__EXTRACT TO READ__.
┌────────

Dragons (Middle-earth)

J. R. R. Tolkien's universe of Middle-earth features dragons closely based on those of European legend.

All were created by Morgoth out of fire and sorcery sometime before the First Age of the Sun, when Glaurung first appeared.

Contents

Taxonomy

Tolkien designed his own taxonomic system for dragons, based on two factors:

Means of locomotion

  • Some dragons (Scatha) had no legs, or front legs alone, and crawled like snakes.
  • Others (Glaurung) walked on four legs, like a Komodo dragon or some other lizard.
  • A third type (Ancalagon, Smaug) could both walk on four legs and fly using wings. Winged-dragons only first appeared during the War of Wrath, the battle that ended the First Age, so all dragons introduced before the end of the First Age couldn't fly (such as Glaurung), although breeds of wingless dragons did survive into later ages.

Fire breathing

  • The Urulóki (singular Urulokë, Fire-drakes) could breathe fire. It is not entirely clear whether the term "Uruloki" referred only to the first dragons such as Glaurung that could breathe fire but were wingless, or to any dragon that could breathe fire, and thus include Smaug.
  • The Cold-drakes could not.

These categories could mix and match in any way (a dragon with no legs but with wings that could breathe fire, a wingless legless dragon that could not breathe fire, a four-legged, winged fire-breathing dragon like Smaug, etc.)

└────────

__THE PROBLEM__. Write out the passage on Middle-earth dragons between "Tolkien designed his" and "some other lizard.", inclusive, switching "snakes" to "serpents".

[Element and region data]
┌────────

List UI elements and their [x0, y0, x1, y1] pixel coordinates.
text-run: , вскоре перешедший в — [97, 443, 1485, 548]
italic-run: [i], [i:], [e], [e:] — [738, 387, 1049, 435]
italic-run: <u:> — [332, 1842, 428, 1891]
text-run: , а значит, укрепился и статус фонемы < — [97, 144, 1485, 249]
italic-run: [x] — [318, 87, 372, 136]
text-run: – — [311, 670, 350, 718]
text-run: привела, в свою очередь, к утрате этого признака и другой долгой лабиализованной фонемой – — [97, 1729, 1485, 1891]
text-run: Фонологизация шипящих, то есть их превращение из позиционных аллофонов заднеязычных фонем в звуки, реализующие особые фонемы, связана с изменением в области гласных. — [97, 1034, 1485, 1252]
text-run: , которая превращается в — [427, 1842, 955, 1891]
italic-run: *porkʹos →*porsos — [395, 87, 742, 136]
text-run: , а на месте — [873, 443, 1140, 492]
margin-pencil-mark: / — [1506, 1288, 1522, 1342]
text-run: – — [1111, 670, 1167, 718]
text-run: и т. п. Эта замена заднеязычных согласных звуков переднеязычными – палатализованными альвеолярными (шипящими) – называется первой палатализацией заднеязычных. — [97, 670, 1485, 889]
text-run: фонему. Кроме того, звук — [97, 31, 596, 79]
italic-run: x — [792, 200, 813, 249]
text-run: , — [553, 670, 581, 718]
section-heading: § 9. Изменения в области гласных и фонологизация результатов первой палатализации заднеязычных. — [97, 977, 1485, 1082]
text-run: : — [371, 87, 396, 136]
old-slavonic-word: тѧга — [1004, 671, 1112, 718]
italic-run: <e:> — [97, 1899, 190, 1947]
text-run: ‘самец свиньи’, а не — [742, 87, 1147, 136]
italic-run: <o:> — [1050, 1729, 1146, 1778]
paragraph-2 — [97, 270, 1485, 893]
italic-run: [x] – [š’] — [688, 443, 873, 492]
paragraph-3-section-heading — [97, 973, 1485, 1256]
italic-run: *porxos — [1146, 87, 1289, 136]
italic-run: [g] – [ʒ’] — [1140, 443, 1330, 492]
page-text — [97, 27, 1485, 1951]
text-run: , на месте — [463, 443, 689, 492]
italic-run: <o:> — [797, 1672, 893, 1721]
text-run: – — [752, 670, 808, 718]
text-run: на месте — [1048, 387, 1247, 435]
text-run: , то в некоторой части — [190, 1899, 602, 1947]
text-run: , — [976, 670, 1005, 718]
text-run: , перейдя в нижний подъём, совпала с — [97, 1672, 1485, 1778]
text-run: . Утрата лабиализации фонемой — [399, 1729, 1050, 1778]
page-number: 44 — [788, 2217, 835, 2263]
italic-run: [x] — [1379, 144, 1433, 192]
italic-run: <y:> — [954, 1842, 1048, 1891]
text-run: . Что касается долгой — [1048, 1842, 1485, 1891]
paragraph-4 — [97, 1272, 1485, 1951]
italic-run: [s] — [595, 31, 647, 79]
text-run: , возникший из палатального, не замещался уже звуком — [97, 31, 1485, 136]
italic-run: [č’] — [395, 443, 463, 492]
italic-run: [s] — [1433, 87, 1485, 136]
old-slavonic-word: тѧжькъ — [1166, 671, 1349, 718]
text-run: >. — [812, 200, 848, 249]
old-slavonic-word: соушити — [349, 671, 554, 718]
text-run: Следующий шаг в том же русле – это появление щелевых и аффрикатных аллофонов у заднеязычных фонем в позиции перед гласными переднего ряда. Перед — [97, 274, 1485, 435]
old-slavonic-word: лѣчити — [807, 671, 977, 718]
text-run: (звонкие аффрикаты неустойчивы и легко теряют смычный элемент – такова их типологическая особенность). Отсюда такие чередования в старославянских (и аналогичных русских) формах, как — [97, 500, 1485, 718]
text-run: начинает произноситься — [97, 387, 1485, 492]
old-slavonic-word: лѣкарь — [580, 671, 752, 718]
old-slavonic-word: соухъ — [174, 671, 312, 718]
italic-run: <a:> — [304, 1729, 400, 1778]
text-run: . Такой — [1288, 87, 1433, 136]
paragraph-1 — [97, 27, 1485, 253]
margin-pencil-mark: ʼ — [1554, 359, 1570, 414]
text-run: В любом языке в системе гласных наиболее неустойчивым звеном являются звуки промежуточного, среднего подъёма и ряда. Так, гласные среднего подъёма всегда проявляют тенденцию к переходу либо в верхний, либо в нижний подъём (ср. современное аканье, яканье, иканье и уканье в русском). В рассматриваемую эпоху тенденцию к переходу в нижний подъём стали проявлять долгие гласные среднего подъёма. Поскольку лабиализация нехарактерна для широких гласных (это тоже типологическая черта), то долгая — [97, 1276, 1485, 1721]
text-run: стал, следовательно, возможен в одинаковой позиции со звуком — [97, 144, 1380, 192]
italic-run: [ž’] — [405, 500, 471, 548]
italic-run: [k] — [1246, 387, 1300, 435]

└────────

__EXERCISE RESPONSE__.
Tolkien designed his own taxonomic system for dragons, based on two factors:

Means of locomotion

  • Some dragons (Scatha) had no legs, or front legs alone, and crawled like serpents.
  • Others (Glaurung) walked on four legs, like a Komodo dragon or some other lizard.